Records from a data source:
______

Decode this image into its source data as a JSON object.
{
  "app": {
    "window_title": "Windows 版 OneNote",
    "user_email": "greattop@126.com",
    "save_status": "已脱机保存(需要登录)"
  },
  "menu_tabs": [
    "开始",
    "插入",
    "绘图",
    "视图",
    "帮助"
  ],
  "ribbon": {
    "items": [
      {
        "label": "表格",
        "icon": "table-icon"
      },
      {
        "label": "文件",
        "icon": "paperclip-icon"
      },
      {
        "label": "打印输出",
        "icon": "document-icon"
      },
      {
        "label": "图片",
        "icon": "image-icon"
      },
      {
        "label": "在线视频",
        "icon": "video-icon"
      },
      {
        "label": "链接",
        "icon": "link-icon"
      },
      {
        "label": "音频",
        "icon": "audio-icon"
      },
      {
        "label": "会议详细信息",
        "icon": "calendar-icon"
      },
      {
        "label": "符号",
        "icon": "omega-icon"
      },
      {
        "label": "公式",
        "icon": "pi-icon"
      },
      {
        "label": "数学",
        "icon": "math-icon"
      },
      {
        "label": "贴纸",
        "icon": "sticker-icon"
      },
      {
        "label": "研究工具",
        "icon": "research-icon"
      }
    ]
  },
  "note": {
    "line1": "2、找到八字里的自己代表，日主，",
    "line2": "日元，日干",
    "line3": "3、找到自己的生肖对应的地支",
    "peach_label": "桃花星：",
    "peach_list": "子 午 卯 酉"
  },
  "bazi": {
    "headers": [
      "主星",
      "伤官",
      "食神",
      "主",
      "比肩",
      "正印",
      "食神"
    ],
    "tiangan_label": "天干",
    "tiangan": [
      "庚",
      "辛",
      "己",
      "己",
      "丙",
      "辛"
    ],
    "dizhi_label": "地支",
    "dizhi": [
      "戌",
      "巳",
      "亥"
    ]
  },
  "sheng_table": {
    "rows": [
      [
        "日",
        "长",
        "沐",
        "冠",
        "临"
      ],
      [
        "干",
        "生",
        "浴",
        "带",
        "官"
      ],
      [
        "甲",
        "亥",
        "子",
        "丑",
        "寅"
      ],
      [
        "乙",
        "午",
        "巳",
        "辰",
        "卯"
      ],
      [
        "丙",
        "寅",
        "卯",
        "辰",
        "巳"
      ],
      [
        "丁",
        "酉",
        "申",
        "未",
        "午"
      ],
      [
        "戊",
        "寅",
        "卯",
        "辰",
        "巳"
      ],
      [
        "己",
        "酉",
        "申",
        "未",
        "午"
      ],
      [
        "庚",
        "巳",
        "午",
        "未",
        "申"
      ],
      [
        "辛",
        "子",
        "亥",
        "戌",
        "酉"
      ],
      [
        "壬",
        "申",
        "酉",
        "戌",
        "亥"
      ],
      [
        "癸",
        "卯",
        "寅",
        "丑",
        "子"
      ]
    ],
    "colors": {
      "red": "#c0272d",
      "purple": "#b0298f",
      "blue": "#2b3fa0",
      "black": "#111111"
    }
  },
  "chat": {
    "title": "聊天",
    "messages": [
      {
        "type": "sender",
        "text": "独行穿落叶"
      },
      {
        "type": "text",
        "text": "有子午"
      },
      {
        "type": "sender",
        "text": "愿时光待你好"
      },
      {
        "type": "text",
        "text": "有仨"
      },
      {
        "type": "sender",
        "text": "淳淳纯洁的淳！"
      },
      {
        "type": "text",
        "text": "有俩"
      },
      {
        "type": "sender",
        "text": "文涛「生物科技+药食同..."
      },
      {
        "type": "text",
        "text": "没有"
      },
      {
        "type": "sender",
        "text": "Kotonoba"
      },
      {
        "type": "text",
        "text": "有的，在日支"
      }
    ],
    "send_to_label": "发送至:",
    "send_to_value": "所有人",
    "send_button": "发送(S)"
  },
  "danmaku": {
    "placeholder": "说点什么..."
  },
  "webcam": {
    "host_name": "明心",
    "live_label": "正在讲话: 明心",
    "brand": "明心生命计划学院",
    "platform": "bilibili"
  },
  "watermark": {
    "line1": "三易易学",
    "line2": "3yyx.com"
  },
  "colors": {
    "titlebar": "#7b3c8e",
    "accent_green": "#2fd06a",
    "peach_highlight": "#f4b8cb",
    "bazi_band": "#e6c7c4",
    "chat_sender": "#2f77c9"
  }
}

______

= Your goal =
Faithfully reproduce all of the records, character for character.

= Solution =
Decode this image into its source data as a JSON object.
{
  "app": {
    "window_title": "Windows 版 OneNote",
    "user_email": "greattop@126.com",
    "save_status": "已脱机保存(需要登录)"
  },
  "menu_tabs": [
    "开始",
    "插入",
    "绘图",
    "视图",
    "帮助"
  ],
  "ribbon": {
    "items": [
      {
        "label": "表格",
        "icon": "table-icon"
      },
      {
        "label": "文件",
        "icon": "paperclip-icon"
      },
      {
        "label": "打印输出",
        "icon": "document-icon"
      },
      {
        "label": "图片",
        "icon": "image-icon"
      },
      {
        "label": "在线视频",
        "icon": "video-icon"
      },
      {
        "label": "链接",
        "icon": "link-icon"
      },
      {
        "label": "音频",
        "icon": "audio-icon"
      },
      {
        "label": "会议详细信息",
        "icon": "calendar-icon"
      },
      {
        "label": "符号",
        "icon": "omega-icon"
      },
      {
        "label": "公式",
        "icon": "pi-icon"
      },
      {
        "label": "数学",
        "icon": "math-icon"
      },
      {
        "label": "贴纸",
        "icon": "sticker-icon"
      },
      {
        "label": "研究工具",
        "icon": "research-icon"
      }
    ]
  },
  "note": {
    "line1": "2、找到八字里的自己代表，日主，",
    "line2": "日元，日干",
    "line3": "3、找到自己的生肖对应的地支",
    "peach_label": "桃花星：",
    "peach_list": "子 午 卯 酉"
  },
  "bazi": {
    "headers": [
      "主星",
      "伤官",
      "食神",
      "主",
      "比肩",
      "正印",
      "食神"
    ],
    "tiangan_label": "天干",
    "tiangan": [
      "庚",
      "辛",
      "己",
      "己",
      "丙",
      "辛"
    ],
    "dizhi_label": "地支",
    "dizhi": [
      "戌",
      "巳",
      "亥"
    ]
  },
  "sheng_table": {
    "rows": [
      [
        "日",
        "长",
        "沐",
        "冠",
        "临"
      ],
      [
        "干",
        "生",
        "浴",
        "带",
        "官"
      ],
      [
        "甲",
        "亥",
        "子",
        "丑",
        "寅"
      ],
      [
        "乙",
        "午",
        "巳",
        "辰",
        "卯"
      ],
      [
        "丙",
        "寅",
        "卯",
        "辰",
        "巳"
      ],
      [
        "丁",
        "酉",
        "申",
        "未",
        "午"
      ],
      [
        "戊",
        "寅",
        "卯",
        "辰",
        "巳"
      ],
      [
        "己",
        "酉",
        "申",
        "未",
        "午"
      ],
      [
        "庚",
        "巳",
        "午",
        "未",
        "申"
      ],
      [
        "辛",
        "子",
        "亥",
        "戌",
        "酉"
      ],
      [
        "壬",
        "申",
        "酉",
        "戌",
        "亥"
      ],
      [
        "癸",
        "卯",
        "寅",
        "丑",
        "子"
      ]
    ],
    "colors": {
      "red": "#c0272d",
      "purple": "#b0298f",
      "blue": "#2b3fa0",
      "black": "#111111"
    }
  },
  "chat": {
    "title": "聊天",
    "messages": [
      {
        "type": "sender",
        "text": "独行穿落叶"
      },
      {
        "type": "text",
        "text": "有子午"
      },
      {
        "type": "sender",
        "text": "愿时光待你好"
      },
      {
        "type": "text",
        "text": "有仨"
      },
      {
        "type": "sender",
        "text": "淳淳纯洁的淳！"
      },
      {
        "type": "text",
        "text": "有俩"
      },
      {
        "type": "sender",
        "text": "文涛「生物科技+药食同..."
      },
      {
        "type": "text",
        "text": "没有"
      },
      {
        "type": "sender",
        "text": "Kotonoba"
      },
      {
        "type": "text",
        "text": "有的，在日支"
      }
    ],
    "send_to_label": "发送至:",
    "send_to_value": "所有人",
    "send_button": "发送(S)"
  },
  "danmaku": {
    "placeholder": "说点什么..."
  },
  "webcam": {
    "host_name": "明心",
    "live_label": "正在讲话: 明心",
    "brand": "明心生命计划学院",
    "platform": "bilibili"
  },
  "watermark": {
    "line1": "三易易学",
    "line2": "3yyx.com"
  },
  "colors": {
    "titlebar": "#7b3c8e",
    "accent_green": "#2fd06a",
    "peach_highlight": "#f4b8cb",
    "bazi_band": "#e6c7c4",
    "chat_sender": "#2f77c9"
  }
}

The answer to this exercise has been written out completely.